Written task a
Turn the lines of the records from the one containing "legend-label: > 180km/h [1763,1465,1959,1505]" through the one containing "lead-time: +70 hours [1046,54,1236,94]", inclusive, into a numbered list, leaving out any blank lines.

Given text
Wednesday, 14 November 2012

18 of My Guilty Pleasures

So yes, I have decided to make this list for no other reason than I have run out of good ideas. This is merely to occupy my mind until I think of something… deeper, shall we say. Nevertheless, it might be interesting. Heck, I might even show glimpses of happiness in this. We all know I’m not the most uplifting writer. Ho-hum.

1.     Crying

Okay so I started with this one on purpose. I can imagine certain people muttering ‘Oh God’ (or worse) on seeing it. I can’t deny I love having a good old sob. Whether it be to a movie or a song, in public or into my pillow, it’s almost an addictive sensation for me. I feel so fresh after, no matter how ridiculous that sounds. Yeah, I’m a crier. Beats being a rock anyway; too much effort for my liking.

2.     Hearing people give advice

I possibly should have included the words “try to” in that statement. So many people genuinely think they’re being deep and insightful, when reality is they just sound like a complete dunce. I think girls are the biggest culprits for this shameful act. Sometimes I hear ‘advice’ and wonder did this imbecile even process the information before releasing it into the mind of their desperate friend. Who, for the record, nods in agreement, exclaiming “Yeah omg you’re SO right, you’re SO good at giving advice”.

3.     Buying food  

It’s an obsession. I literally spend all of my money on food when I’m in town. If you have ever been so unlucky as to have spent a day in my company you will realise the truth in these words. I simply venture from Subway to the Dungeon, back to Eddie Rockets and maybe a quick visit out to McDonalds, if I’m feeling ambitious.

   4.     Justin Bieber   

Finally, after around four years of resistance, I have succumbed to the power of the Biebs. Was it his new haircut or his vocal transformation from girl to boy? I don’t know. All I can be sure of is my undeniable fetish for his cheesy, unoriginal music. Be it “One Time”, “Never Say Never” or even “Baby”, I will happily bop along to any of his catchy songs. His Heaven- sent looks simply add to my interest in this boy. I was pleasantly pleased to hear today that he also has a six-pack. But can I make one thing very clear – I am not a Belieber. Just no.

Listing
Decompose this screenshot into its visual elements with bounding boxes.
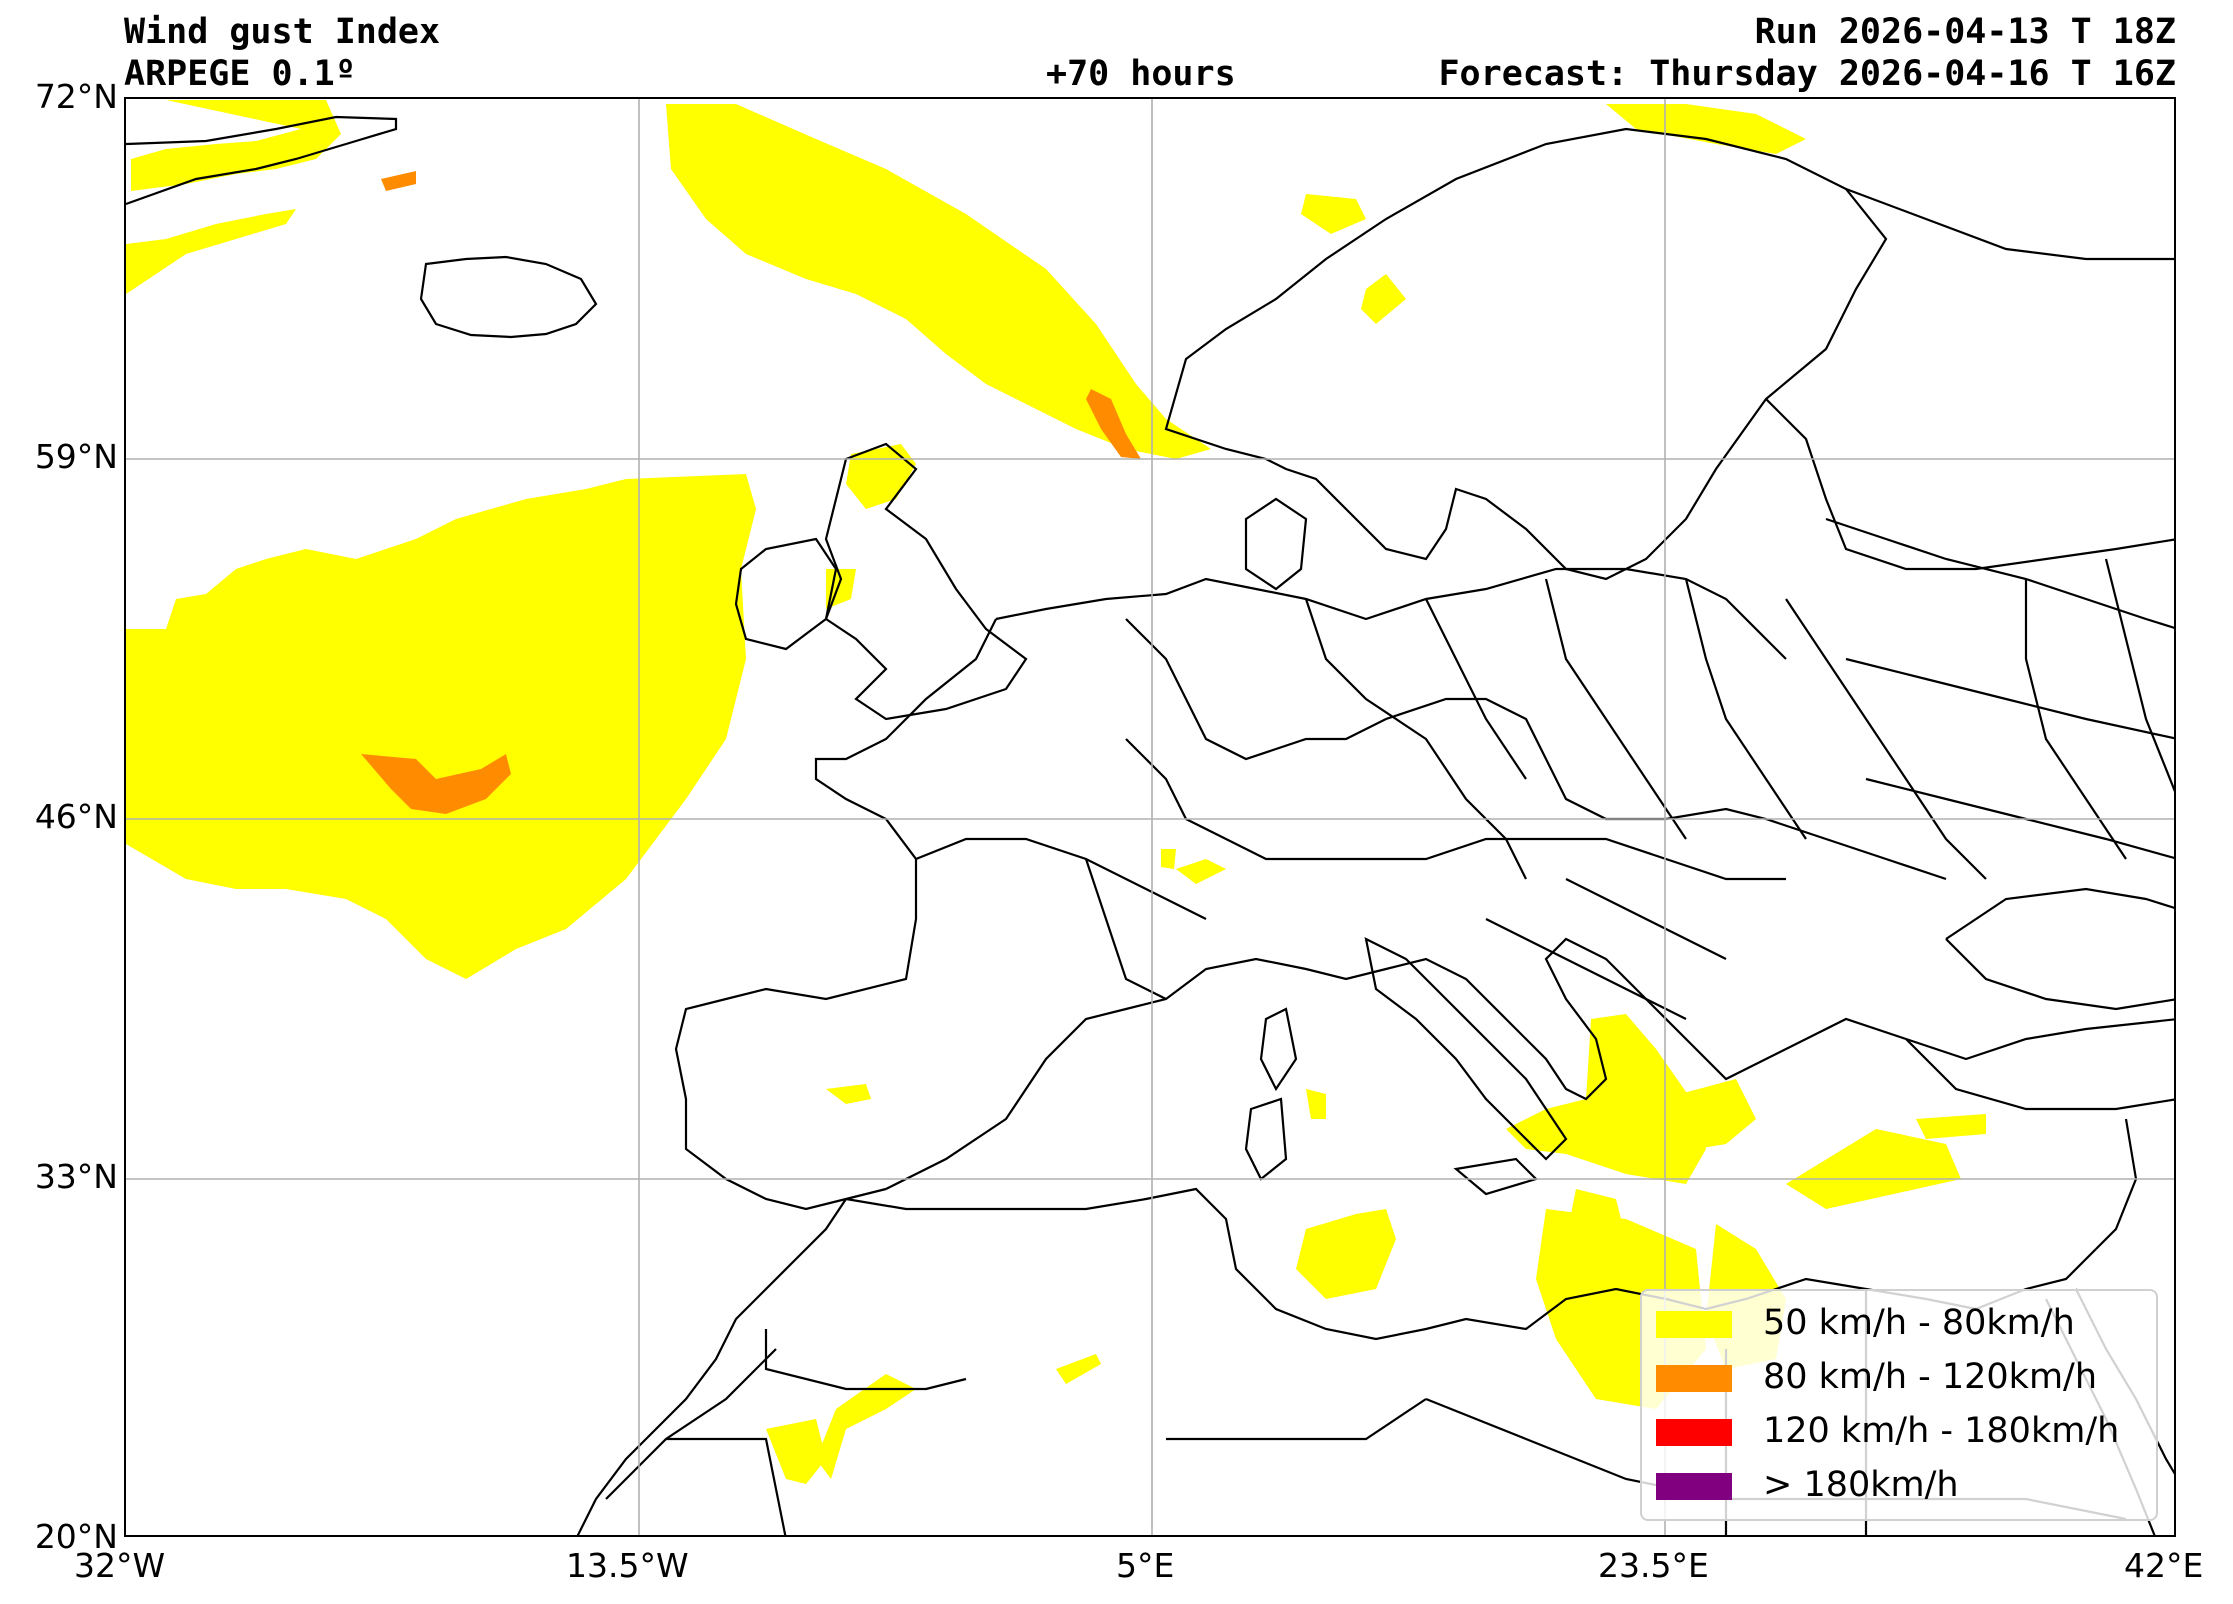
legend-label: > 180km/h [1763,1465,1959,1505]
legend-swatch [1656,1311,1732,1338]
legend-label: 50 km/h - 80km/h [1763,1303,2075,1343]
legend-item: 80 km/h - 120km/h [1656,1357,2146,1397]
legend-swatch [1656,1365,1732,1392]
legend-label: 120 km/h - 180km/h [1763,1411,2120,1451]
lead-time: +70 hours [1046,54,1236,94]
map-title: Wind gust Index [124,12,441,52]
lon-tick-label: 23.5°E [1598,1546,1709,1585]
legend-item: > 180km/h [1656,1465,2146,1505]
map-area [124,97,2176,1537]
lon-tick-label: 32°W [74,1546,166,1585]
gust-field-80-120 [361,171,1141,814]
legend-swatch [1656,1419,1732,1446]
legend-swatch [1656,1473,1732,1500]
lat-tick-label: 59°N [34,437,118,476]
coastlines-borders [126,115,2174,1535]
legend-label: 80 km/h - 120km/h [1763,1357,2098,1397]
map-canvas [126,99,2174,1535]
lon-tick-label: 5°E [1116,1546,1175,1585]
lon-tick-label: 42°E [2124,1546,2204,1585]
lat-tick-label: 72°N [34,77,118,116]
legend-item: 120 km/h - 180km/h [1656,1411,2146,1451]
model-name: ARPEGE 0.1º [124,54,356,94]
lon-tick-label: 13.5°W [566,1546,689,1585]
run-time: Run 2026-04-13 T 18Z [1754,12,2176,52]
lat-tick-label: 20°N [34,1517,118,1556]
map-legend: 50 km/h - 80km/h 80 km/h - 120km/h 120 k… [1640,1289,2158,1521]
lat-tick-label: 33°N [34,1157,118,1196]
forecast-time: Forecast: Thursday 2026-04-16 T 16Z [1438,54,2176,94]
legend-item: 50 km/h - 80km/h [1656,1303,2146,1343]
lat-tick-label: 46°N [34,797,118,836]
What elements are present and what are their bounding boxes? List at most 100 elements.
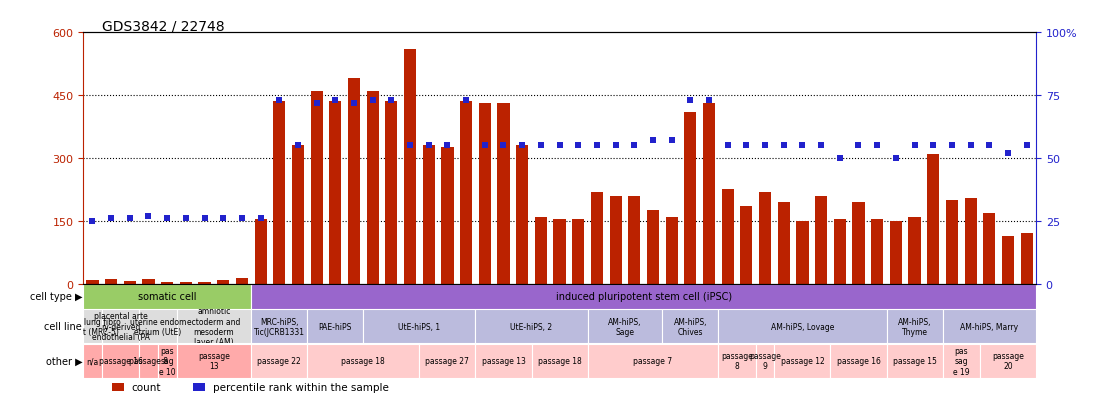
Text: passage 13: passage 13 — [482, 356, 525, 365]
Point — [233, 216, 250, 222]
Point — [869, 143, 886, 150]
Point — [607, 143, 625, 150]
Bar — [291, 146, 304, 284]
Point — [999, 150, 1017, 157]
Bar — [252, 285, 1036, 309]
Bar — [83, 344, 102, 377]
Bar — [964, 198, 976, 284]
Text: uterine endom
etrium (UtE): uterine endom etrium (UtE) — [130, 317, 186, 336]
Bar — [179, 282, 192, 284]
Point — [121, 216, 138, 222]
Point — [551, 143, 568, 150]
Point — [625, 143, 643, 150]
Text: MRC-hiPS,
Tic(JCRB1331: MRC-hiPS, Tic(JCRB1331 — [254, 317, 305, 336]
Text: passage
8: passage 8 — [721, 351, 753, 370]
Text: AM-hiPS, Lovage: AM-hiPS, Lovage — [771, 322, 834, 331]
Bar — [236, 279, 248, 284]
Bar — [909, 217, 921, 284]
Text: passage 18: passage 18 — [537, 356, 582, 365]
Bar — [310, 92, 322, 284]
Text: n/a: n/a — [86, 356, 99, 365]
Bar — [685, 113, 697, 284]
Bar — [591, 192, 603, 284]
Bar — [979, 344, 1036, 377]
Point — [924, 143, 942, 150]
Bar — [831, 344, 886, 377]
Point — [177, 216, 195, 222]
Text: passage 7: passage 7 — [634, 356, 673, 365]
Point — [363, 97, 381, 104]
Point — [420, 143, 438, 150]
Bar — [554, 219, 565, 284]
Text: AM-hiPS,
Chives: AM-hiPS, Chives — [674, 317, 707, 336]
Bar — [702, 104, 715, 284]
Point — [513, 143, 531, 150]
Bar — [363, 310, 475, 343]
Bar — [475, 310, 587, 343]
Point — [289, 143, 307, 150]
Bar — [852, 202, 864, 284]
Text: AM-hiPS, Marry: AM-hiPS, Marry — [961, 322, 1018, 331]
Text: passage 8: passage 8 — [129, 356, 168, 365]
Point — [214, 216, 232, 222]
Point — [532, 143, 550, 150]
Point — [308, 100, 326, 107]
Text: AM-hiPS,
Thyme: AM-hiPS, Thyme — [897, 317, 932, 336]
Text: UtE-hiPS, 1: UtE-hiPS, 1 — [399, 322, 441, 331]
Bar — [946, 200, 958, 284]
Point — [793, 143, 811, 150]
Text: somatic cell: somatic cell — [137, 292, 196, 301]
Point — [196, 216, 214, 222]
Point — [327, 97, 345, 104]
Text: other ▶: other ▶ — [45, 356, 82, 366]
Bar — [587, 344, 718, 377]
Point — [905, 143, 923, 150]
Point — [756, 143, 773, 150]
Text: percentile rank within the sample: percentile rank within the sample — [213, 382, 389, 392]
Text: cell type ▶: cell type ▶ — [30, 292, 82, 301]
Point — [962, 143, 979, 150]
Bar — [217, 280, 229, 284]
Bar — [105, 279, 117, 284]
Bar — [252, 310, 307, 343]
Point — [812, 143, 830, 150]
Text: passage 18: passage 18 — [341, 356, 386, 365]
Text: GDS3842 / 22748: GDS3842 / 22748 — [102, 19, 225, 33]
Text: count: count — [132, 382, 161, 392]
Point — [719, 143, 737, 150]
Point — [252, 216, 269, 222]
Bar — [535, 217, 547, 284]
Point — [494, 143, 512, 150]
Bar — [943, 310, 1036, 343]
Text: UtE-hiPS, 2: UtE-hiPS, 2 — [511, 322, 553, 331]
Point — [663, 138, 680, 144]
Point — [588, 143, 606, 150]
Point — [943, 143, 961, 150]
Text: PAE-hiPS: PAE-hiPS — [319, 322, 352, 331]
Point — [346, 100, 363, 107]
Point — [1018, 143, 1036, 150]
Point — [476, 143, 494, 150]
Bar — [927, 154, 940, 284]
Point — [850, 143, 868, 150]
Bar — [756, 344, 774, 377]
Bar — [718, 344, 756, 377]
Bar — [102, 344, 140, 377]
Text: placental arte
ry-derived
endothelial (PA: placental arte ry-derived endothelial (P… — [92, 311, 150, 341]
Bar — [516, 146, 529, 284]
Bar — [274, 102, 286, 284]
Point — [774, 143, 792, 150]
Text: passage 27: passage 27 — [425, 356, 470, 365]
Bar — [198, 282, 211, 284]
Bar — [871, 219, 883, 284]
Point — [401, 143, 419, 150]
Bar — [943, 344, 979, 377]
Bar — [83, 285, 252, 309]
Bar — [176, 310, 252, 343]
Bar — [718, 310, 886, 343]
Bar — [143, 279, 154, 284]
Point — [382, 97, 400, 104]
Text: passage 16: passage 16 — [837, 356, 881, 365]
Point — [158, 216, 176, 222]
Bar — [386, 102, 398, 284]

Written task b
In the guilty pleasures list, for about how many years did the writer resist Justin Bieber?

Full output a
1. legend-label: > 180km/h [1763,1465,1959,1505]
2. legend-swatch [1656,1311,1732,1338]
3. legend-label: 50 km/h - 80km/h [1763,1303,2075,1343]
4. legend-item: 80 km/h - 120km/h [1656,1357,2146,1397]
5. legend-swatch [1656,1365,1732,1392]
6. legend-label: 120 km/h - 180km/h [1763,1411,2120,1451]
7. lead-time: +70 hours [1046,54,1236,94]

Full output b
Around four years.